◆ **DATASET ENTRIES**
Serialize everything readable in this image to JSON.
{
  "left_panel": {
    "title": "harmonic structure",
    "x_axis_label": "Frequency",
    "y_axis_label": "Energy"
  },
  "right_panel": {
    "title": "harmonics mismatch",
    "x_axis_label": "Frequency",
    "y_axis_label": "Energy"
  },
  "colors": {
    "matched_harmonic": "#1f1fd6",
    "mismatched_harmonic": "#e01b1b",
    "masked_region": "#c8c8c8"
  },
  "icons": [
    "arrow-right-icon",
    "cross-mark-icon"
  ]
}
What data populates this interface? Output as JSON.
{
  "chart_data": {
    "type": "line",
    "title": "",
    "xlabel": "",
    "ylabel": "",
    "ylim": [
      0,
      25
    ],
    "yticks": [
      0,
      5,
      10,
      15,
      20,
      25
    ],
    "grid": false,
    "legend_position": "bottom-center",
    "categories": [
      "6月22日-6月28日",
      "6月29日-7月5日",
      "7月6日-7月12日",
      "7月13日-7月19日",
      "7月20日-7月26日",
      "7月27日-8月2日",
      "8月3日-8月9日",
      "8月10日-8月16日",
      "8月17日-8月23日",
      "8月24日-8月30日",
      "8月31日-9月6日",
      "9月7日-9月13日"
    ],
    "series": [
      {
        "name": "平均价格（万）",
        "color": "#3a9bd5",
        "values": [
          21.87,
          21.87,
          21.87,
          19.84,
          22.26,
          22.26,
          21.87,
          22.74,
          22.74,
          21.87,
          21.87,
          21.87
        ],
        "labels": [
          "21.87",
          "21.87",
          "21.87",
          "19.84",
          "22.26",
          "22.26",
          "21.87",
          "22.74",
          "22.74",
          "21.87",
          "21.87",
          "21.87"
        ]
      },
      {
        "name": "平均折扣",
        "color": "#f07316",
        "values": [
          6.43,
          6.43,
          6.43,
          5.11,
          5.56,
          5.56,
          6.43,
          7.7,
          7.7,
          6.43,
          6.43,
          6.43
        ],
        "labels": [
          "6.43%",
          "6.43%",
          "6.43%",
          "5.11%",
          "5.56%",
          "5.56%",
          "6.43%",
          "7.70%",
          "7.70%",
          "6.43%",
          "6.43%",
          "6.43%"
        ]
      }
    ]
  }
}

◆ **WRITTEN INSTRUCTION**
Copy out the whole listing, exactly as written.

◆ **COMPLETE RESPONSE**
Serialize everything readable in this image to JSON.
{
  "left_panel": {
    "title": "harmonic structure",
    "x_axis_label": "Frequency",
    "y_axis_label": "Energy"
  },
  "right_panel": {
    "title": "harmonics mismatch",
    "x_axis_label": "Frequency",
    "y_axis_label": "Energy"
  },
  "colors": {
    "matched_harmonic": "#1f1fd6",
    "mismatched_harmonic": "#e01b1b",
    "masked_region": "#c8c8c8"
  },
  "icons": [
    "arrow-right-icon",
    "cross-mark-icon"
  ]
}
What data populates this interface? Output as JSON.
{
  "chart_data": {
    "type": "line",
    "title": "",
    "xlabel": "",
    "ylabel": "",
    "ylim": [
      0,
      25
    ],
    "yticks": [
      0,
      5,
      10,
      15,
      20,
      25
    ],
    "grid": false,
    "legend_position": "bottom-center",
    "categories": [
      "6月22日-6月28日",
      "6月29日-7月5日",
      "7月6日-7月12日",
      "7月13日-7月19日",
      "7月20日-7月26日",
      "7月27日-8月2日",
      "8月3日-8月9日",
      "8月10日-8月16日",
      "8月17日-8月23日",
      "8月24日-8月30日",
      "8月31日-9月6日",
      "9月7日-9月13日"
    ],
    "series": [
      {
        "name": "平均价格（万）",
        "color": "#3a9bd5",
        "values": [
          21.87,
          21.87,
          21.87,
          19.84,
          22.26,
          22.26,
          21.87,
          22.74,
          22.74,
          21.87,
          21.87,
          21.87
        ],
        "labels": [
          "21.87",
          "21.87",
          "21.87",
          "19.84",
          "22.26",
          "22.26",
          "21.87",
          "22.74",
          "22.74",
          "21.87",
          "21.87",
          "21.87"
        ]
      },
      {
        "name": "平均折扣",
        "color": "#f07316",
        "values": [
          6.43,
          6.43,
          6.43,
          5.11,
          5.56,
          5.56,
          6.43,
          7.7,
          7.7,
          6.43,
          6.43,
          6.43
        ],
        "labels": [
          "6.43%",
          "6.43%",
          "6.43%",
          "5.11%",
          "5.56%",
          "5.56%",
          "6.43%",
          "7.70%",
          "7.70%",
          "6.43%",
          "6.43%",
          "6.43%"
        ]
      }
    ]
  }
}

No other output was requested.